WHAT YOU HAVE TO DO: Look through the lines below and state how many hold the word "totale". Write only the number.

THE INPUT:

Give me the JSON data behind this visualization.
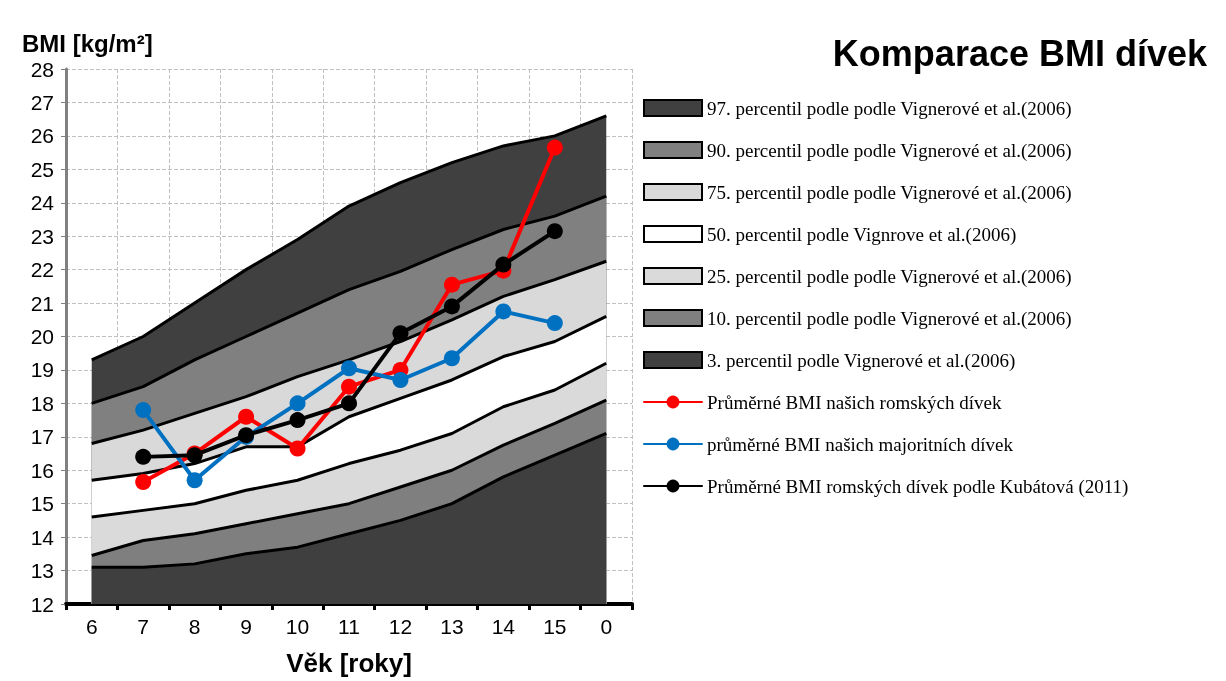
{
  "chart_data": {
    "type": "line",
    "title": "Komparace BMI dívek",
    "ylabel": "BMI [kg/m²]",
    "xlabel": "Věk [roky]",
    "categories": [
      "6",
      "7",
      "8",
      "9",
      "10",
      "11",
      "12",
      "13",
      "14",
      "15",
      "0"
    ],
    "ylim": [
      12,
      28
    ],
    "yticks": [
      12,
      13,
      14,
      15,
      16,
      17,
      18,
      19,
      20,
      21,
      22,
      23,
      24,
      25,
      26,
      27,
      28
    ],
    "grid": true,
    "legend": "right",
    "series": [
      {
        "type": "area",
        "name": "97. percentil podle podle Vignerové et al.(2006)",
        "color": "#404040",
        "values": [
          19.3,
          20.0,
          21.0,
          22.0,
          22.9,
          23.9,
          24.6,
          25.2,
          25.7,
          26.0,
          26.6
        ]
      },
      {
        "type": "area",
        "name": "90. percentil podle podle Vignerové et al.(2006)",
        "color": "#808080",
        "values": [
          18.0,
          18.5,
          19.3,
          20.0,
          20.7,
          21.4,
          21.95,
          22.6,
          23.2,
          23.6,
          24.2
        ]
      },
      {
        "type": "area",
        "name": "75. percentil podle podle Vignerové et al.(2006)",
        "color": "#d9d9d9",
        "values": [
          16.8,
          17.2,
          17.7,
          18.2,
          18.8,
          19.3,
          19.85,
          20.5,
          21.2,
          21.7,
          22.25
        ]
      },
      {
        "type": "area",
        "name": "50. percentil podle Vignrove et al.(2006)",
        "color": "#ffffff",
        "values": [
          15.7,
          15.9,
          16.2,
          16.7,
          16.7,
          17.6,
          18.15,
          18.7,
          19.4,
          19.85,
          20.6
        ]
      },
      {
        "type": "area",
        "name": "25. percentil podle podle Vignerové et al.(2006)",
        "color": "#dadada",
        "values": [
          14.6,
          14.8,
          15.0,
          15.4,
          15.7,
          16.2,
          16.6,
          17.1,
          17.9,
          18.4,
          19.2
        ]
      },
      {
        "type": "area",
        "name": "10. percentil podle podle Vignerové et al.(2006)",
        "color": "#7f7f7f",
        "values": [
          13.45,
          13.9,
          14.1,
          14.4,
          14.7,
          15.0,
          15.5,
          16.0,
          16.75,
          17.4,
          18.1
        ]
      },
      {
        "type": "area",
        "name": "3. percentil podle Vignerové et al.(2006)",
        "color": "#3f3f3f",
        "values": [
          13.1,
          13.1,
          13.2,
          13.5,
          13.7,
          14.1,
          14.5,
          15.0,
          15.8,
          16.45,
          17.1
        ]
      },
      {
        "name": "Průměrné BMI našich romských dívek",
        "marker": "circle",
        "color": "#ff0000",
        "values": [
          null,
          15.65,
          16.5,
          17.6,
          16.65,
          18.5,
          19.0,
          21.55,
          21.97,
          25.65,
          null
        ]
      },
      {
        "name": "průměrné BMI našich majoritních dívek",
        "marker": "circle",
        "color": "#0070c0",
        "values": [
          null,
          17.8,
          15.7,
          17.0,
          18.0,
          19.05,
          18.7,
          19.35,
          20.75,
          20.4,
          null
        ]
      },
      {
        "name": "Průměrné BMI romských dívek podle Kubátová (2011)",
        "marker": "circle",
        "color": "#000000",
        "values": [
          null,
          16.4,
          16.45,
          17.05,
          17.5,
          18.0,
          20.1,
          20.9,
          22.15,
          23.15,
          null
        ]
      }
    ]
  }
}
* * *
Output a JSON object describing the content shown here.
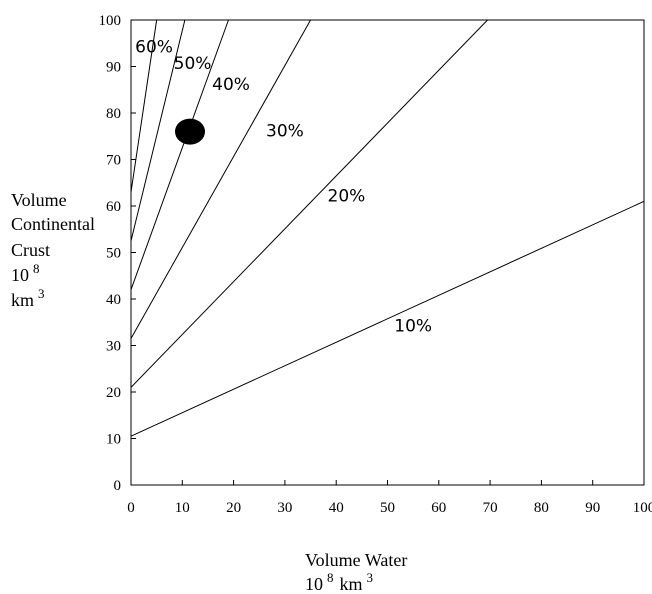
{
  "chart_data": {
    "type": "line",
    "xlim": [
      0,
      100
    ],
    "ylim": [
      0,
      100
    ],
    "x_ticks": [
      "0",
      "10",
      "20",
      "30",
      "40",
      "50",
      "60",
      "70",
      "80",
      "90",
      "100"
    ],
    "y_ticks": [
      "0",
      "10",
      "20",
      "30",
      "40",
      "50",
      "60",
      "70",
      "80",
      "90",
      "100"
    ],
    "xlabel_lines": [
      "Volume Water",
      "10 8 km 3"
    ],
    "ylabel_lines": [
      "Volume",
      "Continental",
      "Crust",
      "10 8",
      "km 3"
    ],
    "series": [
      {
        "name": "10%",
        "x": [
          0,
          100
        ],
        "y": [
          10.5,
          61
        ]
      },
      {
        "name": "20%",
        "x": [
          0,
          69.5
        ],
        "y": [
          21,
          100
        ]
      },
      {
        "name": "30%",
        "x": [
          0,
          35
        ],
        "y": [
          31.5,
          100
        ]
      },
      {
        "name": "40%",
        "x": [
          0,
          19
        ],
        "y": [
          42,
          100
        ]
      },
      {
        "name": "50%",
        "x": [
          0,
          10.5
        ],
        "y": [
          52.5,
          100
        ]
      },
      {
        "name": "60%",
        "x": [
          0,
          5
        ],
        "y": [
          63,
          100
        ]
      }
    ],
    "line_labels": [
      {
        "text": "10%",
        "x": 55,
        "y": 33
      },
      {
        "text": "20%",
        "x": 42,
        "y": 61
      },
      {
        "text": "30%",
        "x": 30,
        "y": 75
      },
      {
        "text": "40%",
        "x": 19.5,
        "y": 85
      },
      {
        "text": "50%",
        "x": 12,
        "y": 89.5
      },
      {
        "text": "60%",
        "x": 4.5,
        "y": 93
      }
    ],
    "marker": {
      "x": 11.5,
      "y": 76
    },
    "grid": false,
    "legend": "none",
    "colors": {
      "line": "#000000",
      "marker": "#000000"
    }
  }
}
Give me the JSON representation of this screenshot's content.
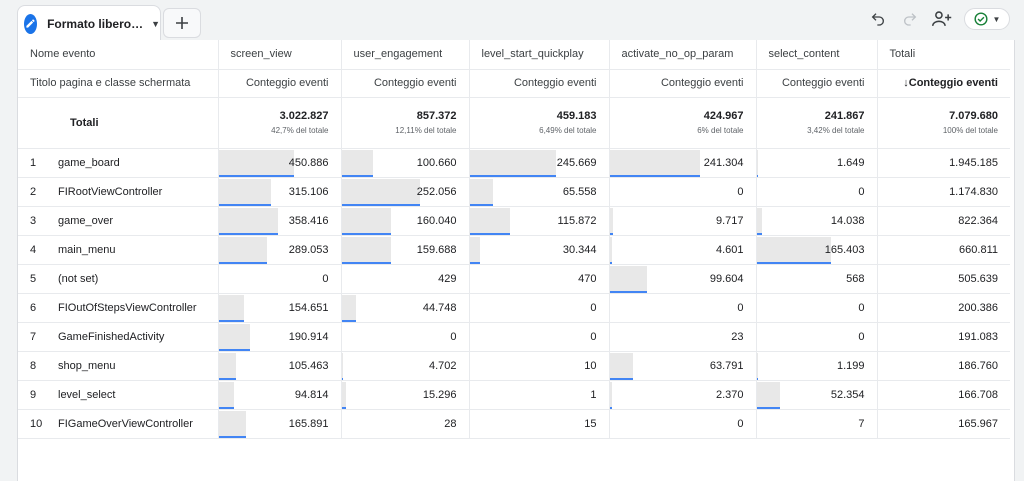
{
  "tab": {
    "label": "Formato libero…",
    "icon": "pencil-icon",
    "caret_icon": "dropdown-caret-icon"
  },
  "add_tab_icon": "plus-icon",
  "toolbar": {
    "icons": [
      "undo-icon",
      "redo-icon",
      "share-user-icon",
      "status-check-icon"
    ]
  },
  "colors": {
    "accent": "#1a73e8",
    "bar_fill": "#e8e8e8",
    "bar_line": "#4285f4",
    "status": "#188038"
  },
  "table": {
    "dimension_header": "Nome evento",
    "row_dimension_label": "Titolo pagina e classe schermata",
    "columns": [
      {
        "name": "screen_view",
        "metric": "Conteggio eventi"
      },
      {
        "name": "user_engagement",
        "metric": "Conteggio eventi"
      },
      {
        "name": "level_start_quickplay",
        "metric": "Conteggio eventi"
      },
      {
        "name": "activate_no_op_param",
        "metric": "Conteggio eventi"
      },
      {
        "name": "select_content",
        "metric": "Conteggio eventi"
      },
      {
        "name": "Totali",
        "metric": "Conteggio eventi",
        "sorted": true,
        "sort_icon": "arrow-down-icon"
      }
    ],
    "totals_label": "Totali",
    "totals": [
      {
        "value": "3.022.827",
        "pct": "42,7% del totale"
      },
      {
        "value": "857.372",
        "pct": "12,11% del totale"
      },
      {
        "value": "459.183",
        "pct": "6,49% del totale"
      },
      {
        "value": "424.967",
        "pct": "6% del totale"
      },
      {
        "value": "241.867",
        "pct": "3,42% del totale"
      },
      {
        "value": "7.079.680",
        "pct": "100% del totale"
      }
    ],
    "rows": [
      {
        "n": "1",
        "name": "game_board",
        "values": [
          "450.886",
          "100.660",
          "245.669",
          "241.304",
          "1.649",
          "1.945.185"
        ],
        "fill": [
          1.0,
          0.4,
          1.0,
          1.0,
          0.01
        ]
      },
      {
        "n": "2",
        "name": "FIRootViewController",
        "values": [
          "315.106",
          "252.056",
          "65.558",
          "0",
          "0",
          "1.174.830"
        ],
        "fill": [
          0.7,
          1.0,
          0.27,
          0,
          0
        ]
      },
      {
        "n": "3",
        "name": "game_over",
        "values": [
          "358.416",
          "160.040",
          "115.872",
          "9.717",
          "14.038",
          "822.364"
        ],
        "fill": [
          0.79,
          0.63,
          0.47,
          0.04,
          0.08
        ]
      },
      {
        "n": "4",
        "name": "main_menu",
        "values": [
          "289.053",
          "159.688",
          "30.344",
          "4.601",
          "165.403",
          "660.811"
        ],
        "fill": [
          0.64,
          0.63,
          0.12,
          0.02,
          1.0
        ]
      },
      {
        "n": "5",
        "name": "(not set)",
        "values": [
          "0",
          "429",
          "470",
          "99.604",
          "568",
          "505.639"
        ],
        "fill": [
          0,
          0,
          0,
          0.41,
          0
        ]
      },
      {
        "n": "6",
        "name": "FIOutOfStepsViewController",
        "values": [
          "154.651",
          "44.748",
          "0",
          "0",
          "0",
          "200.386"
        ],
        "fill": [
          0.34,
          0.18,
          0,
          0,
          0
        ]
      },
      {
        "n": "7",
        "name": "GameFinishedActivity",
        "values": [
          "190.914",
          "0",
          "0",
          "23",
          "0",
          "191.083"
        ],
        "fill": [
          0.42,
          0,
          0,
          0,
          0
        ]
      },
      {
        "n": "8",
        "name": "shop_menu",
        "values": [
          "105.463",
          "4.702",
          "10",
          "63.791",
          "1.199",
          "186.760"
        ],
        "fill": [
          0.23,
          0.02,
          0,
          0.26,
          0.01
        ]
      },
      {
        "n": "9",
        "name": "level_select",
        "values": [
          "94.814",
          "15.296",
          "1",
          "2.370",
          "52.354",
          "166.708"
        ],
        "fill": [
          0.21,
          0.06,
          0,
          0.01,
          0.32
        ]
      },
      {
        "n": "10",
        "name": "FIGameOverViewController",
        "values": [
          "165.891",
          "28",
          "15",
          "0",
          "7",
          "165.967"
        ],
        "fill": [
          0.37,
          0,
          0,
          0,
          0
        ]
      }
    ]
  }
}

SOLUTION BELOW: 6